Stored items from a collection
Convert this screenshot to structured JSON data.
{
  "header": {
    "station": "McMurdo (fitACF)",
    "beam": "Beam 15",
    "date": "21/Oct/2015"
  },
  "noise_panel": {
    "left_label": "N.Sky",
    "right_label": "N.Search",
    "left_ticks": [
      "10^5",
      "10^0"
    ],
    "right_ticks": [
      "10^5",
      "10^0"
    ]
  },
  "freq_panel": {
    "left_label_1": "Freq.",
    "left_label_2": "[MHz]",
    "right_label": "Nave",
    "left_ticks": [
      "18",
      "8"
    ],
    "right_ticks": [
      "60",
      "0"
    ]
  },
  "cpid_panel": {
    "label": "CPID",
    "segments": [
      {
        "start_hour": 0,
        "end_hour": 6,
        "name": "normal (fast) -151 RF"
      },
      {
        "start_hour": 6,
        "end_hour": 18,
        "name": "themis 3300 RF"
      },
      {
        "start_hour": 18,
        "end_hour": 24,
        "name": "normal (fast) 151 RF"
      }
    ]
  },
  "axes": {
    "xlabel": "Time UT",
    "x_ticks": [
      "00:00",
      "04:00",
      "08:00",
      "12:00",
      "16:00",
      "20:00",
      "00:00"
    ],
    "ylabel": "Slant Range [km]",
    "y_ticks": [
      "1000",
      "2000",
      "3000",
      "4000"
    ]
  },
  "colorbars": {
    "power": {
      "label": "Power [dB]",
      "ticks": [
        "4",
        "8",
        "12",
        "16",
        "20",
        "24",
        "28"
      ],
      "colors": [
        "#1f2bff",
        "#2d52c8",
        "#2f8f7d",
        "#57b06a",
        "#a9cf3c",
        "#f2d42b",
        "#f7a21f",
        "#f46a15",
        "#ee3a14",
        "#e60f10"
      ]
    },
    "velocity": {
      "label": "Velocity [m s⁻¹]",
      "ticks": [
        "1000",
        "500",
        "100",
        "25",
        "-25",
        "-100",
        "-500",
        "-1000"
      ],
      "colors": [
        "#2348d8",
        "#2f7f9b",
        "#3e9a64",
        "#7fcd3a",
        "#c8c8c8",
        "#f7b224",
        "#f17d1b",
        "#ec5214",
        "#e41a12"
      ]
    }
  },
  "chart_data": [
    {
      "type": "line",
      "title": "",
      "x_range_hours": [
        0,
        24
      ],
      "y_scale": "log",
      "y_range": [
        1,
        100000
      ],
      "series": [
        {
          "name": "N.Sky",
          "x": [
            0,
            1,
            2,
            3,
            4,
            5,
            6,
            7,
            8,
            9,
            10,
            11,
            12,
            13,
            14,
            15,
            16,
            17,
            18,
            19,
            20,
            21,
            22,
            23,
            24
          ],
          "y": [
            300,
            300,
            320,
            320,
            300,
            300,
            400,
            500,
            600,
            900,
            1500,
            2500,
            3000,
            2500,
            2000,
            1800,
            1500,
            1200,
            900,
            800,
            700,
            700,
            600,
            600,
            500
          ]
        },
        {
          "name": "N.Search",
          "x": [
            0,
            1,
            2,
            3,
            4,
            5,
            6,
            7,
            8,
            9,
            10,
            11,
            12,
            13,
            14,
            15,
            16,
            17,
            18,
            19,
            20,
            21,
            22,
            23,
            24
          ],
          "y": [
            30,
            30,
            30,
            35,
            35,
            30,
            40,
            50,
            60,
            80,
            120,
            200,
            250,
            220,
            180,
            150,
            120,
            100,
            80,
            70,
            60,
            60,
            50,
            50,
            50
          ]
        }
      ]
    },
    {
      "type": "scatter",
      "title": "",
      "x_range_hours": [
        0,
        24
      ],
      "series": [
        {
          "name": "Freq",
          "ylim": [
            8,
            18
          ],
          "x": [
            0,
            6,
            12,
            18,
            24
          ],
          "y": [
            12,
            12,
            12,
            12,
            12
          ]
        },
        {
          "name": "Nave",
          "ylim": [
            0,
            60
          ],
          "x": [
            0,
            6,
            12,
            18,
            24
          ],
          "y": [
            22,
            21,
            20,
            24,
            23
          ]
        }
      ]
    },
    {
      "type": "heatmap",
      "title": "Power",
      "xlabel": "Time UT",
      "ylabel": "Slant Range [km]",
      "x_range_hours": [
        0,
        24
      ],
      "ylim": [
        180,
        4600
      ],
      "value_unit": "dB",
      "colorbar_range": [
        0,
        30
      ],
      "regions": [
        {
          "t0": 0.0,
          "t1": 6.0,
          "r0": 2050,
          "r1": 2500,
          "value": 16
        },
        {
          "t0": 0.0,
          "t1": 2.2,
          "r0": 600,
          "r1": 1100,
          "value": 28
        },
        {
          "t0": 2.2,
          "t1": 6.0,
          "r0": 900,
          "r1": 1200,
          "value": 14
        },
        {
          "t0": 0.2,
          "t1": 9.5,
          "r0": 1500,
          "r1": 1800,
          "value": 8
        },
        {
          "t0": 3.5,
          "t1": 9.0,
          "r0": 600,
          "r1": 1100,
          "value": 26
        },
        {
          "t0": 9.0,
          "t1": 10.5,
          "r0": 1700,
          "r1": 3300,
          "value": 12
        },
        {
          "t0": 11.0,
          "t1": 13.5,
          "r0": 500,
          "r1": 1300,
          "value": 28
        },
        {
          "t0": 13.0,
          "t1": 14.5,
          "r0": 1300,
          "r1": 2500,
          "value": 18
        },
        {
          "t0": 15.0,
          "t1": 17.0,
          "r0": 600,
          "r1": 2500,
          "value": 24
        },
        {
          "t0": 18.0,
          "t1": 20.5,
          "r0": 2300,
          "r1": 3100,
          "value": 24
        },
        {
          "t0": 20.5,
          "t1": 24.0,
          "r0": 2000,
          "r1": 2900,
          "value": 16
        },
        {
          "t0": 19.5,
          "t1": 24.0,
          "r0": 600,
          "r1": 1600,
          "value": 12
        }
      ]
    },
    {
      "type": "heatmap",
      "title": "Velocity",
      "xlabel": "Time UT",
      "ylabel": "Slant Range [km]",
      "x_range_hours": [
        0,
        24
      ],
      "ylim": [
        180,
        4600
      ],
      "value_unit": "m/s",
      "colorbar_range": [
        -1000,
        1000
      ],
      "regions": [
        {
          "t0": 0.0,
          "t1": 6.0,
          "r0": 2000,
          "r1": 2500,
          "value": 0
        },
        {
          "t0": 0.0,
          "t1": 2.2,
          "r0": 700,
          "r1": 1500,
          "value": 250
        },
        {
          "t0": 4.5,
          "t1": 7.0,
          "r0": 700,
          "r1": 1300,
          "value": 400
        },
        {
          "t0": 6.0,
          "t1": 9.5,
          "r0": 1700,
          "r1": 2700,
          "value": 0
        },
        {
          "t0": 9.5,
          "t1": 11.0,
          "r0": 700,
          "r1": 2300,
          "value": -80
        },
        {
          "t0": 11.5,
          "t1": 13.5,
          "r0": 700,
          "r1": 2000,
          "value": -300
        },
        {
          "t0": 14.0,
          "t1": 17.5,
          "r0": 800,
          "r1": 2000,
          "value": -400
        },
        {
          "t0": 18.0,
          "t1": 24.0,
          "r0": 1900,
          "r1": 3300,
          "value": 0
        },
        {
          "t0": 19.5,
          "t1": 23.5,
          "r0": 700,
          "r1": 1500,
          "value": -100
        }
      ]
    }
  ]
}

**Task to carry out**:
Write out every record, exactly as written.

**Task answer**:
Convert this screenshot to structured JSON data.
{
  "header": {
    "station": "McMurdo (fitACF)",
    "beam": "Beam 15",
    "date": "21/Oct/2015"
  },
  "noise_panel": {
    "left_label": "N.Sky",
    "right_label": "N.Search",
    "left_ticks": [
      "10^5",
      "10^0"
    ],
    "right_ticks": [
      "10^5",
      "10^0"
    ]
  },
  "freq_panel": {
    "left_label_1": "Freq.",
    "left_label_2": "[MHz]",
    "right_label": "Nave",
    "left_ticks": [
      "18",
      "8"
    ],
    "right_ticks": [
      "60",
      "0"
    ]
  },
  "cpid_panel": {
    "label": "CPID",
    "segments": [
      {
        "start_hour": 0,
        "end_hour": 6,
        "name": "normal (fast) -151 RF"
      },
      {
        "start_hour": 6,
        "end_hour": 18,
        "name": "themis 3300 RF"
      },
      {
        "start_hour": 18,
        "end_hour": 24,
        "name": "normal (fast) 151 RF"
      }
    ]
  },
  "axes": {
    "xlabel": "Time UT",
    "x_ticks": [
      "00:00",
      "04:00",
      "08:00",
      "12:00",
      "16:00",
      "20:00",
      "00:00"
    ],
    "ylabel": "Slant Range [km]",
    "y_ticks": [
      "1000",
      "2000",
      "3000",
      "4000"
    ]
  },
  "colorbars": {
    "power": {
      "label": "Power [dB]",
      "ticks": [
        "4",
        "8",
        "12",
        "16",
        "20",
        "24",
        "28"
      ],
      "colors": [
        "#1f2bff",
        "#2d52c8",
        "#2f8f7d",
        "#57b06a",
        "#a9cf3c",
        "#f2d42b",
        "#f7a21f",
        "#f46a15",
        "#ee3a14",
        "#e60f10"
      ]
    },
    "velocity": {
      "label": "Velocity [m s⁻¹]",
      "ticks": [
        "1000",
        "500",
        "100",
        "25",
        "-25",
        "-100",
        "-500",
        "-1000"
      ],
      "colors": [
        "#2348d8",
        "#2f7f9b",
        "#3e9a64",
        "#7fcd3a",
        "#c8c8c8",
        "#f7b224",
        "#f17d1b",
        "#ec5214",
        "#e41a12"
      ]
    }
  },
  "chart_data": [
    {
      "type": "line",
      "title": "",
      "x_range_hours": [
        0,
        24
      ],
      "y_scale": "log",
      "y_range": [
        1,
        100000
      ],
      "series": [
        {
          "name": "N.Sky",
          "x": [
            0,
            1,
            2,
            3,
            4,
            5,
            6,
            7,
            8,
            9,
            10,
            11,
            12,
            13,
            14,
            15,
            16,
            17,
            18,
            19,
            20,
            21,
            22,
            23,
            24
          ],
          "y": [
            300,
            300,
            320,
            320,
            300,
            300,
            400,
            500,
            600,
            900,
            1500,
            2500,
            3000,
            2500,
            2000,
            1800,
            1500,
            1200,
            900,
            800,
            700,
            700,
            600,
            600,
            500
          ]
        },
        {
          "name": "N.Search",
          "x": [
            0,
            1,
            2,
            3,
            4,
            5,
            6,
            7,
            8,
            9,
            10,
            11,
            12,
            13,
            14,
            15,
            16,
            17,
            18,
            19,
            20,
            21,
            22,
            23,
            24
          ],
          "y": [
            30,
            30,
            30,
            35,
            35,
            30,
            40,
            50,
            60,
            80,
            120,
            200,
            250,
            220,
            180,
            150,
            120,
            100,
            80,
            70,
            60,
            60,
            50,
            50,
            50
          ]
        }
      ]
    },
    {
      "type": "scatter",
      "title": "",
      "x_range_hours": [
        0,
        24
      ],
      "series": [
        {
          "name": "Freq",
          "ylim": [
            8,
            18
          ],
          "x": [
            0,
            6,
            12,
            18,
            24
          ],
          "y": [
            12,
            12,
            12,
            12,
            12
          ]
        },
        {
          "name": "Nave",
          "ylim": [
            0,
            60
          ],
          "x": [
            0,
            6,
            12,
            18,
            24
          ],
          "y": [
            22,
            21,
            20,
            24,
            23
          ]
        }
      ]
    },
    {
      "type": "heatmap",
      "title": "Power",
      "xlabel": "Time UT",
      "ylabel": "Slant Range [km]",
      "x_range_hours": [
        0,
        24
      ],
      "ylim": [
        180,
        4600
      ],
      "value_unit": "dB",
      "colorbar_range": [
        0,
        30
      ],
      "regions": [
        {
          "t0": 0.0,
          "t1": 6.0,
          "r0": 2050,
          "r1": 2500,
          "value": 16
        },
        {
          "t0": 0.0,
          "t1": 2.2,
          "r0": 600,
          "r1": 1100,
          "value": 28
        },
        {
          "t0": 2.2,
          "t1": 6.0,
          "r0": 900,
          "r1": 1200,
          "value": 14
        },
        {
          "t0": 0.2,
          "t1": 9.5,
          "r0": 1500,
          "r1": 1800,
          "value": 8
        },
        {
          "t0": 3.5,
          "t1": 9.0,
          "r0": 600,
          "r1": 1100,
          "value": 26
        },
        {
          "t0": 9.0,
          "t1": 10.5,
          "r0": 1700,
          "r1": 3300,
          "value": 12
        },
        {
          "t0": 11.0,
          "t1": 13.5,
          "r0": 500,
          "r1": 1300,
          "value": 28
        },
        {
          "t0": 13.0,
          "t1": 14.5,
          "r0": 1300,
          "r1": 2500,
          "value": 18
        },
        {
          "t0": 15.0,
          "t1": 17.0,
          "r0": 600,
          "r1": 2500,
          "value": 24
        },
        {
          "t0": 18.0,
          "t1": 20.5,
          "r0": 2300,
          "r1": 3100,
          "value": 24
        },
        {
          "t0": 20.5,
          "t1": 24.0,
          "r0": 2000,
          "r1": 2900,
          "value": 16
        },
        {
          "t0": 19.5,
          "t1": 24.0,
          "r0": 600,
          "r1": 1600,
          "value": 12
        }
      ]
    },
    {
      "type": "heatmap",
      "title": "Velocity",
      "xlabel": "Time UT",
      "ylabel": "Slant Range [km]",
      "x_range_hours": [
        0,
        24
      ],
      "ylim": [
        180,
        4600
      ],
      "value_unit": "m/s",
      "colorbar_range": [
        -1000,
        1000
      ],
      "regions": [
        {
          "t0": 0.0,
          "t1": 6.0,
          "r0": 2000,
          "r1": 2500,
          "value": 0
        },
        {
          "t0": 0.0,
          "t1": 2.2,
          "r0": 700,
          "r1": 1500,
          "value": 250
        },
        {
          "t0": 4.5,
          "t1": 7.0,
          "r0": 700,
          "r1": 1300,
          "value": 400
        },
        {
          "t0": 6.0,
          "t1": 9.5,
          "r0": 1700,
          "r1": 2700,
          "value": 0
        },
        {
          "t0": 9.5,
          "t1": 11.0,
          "r0": 700,
          "r1": 2300,
          "value": -80
        },
        {
          "t0": 11.5,
          "t1": 13.5,
          "r0": 700,
          "r1": 2000,
          "value": -300
        },
        {
          "t0": 14.0,
          "t1": 17.5,
          "r0": 800,
          "r1": 2000,
          "value": -400
        },
        {
          "t0": 18.0,
          "t1": 24.0,
          "r0": 1900,
          "r1": 3300,
          "value": 0
        },
        {
          "t0": 19.5,
          "t1": 23.5,
          "r0": 700,
          "r1": 1500,
          "value": -100
        }
      ]
    }
  ]
}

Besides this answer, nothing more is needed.